(Data excerpts)
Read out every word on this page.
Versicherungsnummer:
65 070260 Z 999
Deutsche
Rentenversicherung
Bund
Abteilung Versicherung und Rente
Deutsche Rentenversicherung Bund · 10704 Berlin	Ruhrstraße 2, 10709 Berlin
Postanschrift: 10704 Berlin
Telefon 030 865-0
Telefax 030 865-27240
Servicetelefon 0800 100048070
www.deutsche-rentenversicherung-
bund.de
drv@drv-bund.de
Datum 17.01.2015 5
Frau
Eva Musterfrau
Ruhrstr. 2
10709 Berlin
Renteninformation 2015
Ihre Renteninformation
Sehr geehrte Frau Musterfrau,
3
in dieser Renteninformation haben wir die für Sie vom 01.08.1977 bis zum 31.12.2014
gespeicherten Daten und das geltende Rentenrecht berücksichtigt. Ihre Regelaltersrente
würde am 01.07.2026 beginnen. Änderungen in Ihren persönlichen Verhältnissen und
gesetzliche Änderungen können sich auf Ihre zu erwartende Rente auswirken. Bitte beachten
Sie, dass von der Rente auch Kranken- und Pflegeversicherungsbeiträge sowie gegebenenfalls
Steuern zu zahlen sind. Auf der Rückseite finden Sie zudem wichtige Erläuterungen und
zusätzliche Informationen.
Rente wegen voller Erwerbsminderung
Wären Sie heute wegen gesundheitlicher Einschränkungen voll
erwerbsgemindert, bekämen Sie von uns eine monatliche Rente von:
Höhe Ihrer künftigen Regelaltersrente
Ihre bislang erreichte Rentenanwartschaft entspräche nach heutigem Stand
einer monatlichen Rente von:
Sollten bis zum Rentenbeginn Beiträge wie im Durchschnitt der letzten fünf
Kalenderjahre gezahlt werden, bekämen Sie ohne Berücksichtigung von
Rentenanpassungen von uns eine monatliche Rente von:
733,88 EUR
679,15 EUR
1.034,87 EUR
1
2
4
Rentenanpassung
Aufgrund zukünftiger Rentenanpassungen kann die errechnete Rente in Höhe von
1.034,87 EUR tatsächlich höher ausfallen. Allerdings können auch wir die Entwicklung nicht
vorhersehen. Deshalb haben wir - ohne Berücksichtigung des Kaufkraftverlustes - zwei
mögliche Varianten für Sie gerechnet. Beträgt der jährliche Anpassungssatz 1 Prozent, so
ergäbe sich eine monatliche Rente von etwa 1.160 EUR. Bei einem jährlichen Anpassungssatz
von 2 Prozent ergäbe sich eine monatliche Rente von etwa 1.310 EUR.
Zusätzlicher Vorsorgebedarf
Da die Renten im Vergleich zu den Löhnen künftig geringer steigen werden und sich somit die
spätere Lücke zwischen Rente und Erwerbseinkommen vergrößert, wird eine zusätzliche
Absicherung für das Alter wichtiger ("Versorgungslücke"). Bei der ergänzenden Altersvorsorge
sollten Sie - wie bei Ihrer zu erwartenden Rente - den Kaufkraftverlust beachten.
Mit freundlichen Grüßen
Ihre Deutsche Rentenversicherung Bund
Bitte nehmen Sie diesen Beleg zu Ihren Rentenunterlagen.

Challenge: Give back the data above exactly as it appears.

Correct result:
Read out every word on this page.
Versicherungsnummer:
65 070260 Z 999
Deutsche
Rentenversicherung
Bund
Abteilung Versicherung und Rente
Deutsche Rentenversicherung Bund · 10704 Berlin	Ruhrstraße 2, 10709 Berlin
Postanschrift: 10704 Berlin
Telefon 030 865-0
Telefax 030 865-27240
Servicetelefon 0800 100048070
www.deutsche-rentenversicherung-
bund.de
drv@drv-bund.de
Datum 17.01.2015 5
Frau
Eva Musterfrau
Ruhrstr. 2
10709 Berlin
Renteninformation 2015
Ihre Renteninformation
Sehr geehrte Frau Musterfrau,
3
in dieser Renteninformation haben wir die für Sie vom 01.08.1977 bis zum 31.12.2014
gespeicherten Daten und das geltende Rentenrecht berücksichtigt. Ihre Regelaltersrente
würde am 01.07.2026 beginnen. Änderungen in Ihren persönlichen Verhältnissen und
gesetzliche Änderungen können sich auf Ihre zu erwartende Rente auswirken. Bitte beachten
Sie, dass von der Rente auch Kranken- und Pflegeversicherungsbeiträge sowie gegebenenfalls
Steuern zu zahlen sind. Auf der Rückseite finden Sie zudem wichtige Erläuterungen und
zusätzliche Informationen.
Rente wegen voller Erwerbsminderung
Wären Sie heute wegen gesundheitlicher Einschränkungen voll
erwerbsgemindert, bekämen Sie von uns eine monatliche Rente von:
Höhe Ihrer künftigen Regelaltersrente
Ihre bislang erreichte Rentenanwartschaft entspräche nach heutigem Stand
einer monatlichen Rente von:
Sollten bis zum Rentenbeginn Beiträge wie im Durchschnitt der letzten fünf
Kalenderjahre gezahlt werden, bekämen Sie ohne Berücksichtigung von
Rentenanpassungen von uns eine monatliche Rente von:
733,88 EUR
679,15 EUR
1.034,87 EUR
1
2
4
Rentenanpassung
Aufgrund zukünftiger Rentenanpassungen kann die errechnete Rente in Höhe von
1.034,87 EUR tatsächlich höher ausfallen. Allerdings können auch wir die Entwicklung nicht
vorhersehen. Deshalb haben wir - ohne Berücksichtigung des Kaufkraftverlustes - zwei
mögliche Varianten für Sie gerechnet. Beträgt der jährliche Anpassungssatz 1 Prozent, so
ergäbe sich eine monatliche Rente von etwa 1.160 EUR. Bei einem jährlichen Anpassungssatz
von 2 Prozent ergäbe sich eine monatliche Rente von etwa 1.310 EUR.
Zusätzlicher Vorsorgebedarf
Da die Renten im Vergleich zu den Löhnen künftig geringer steigen werden und sich somit die
spätere Lücke zwischen Rente und Erwerbseinkommen vergrößert, wird eine zusätzliche
Absicherung für das Alter wichtiger ("Versorgungslücke"). Bei der ergänzenden Altersvorsorge
sollten Sie - wie bei Ihrer zu erwartenden Rente - den Kaufkraftverlust beachten.
Mit freundlichen Grüßen
Ihre Deutsche Rentenversicherung Bund
Bitte nehmen Sie diesen Beleg zu Ihren Rentenunterlagen.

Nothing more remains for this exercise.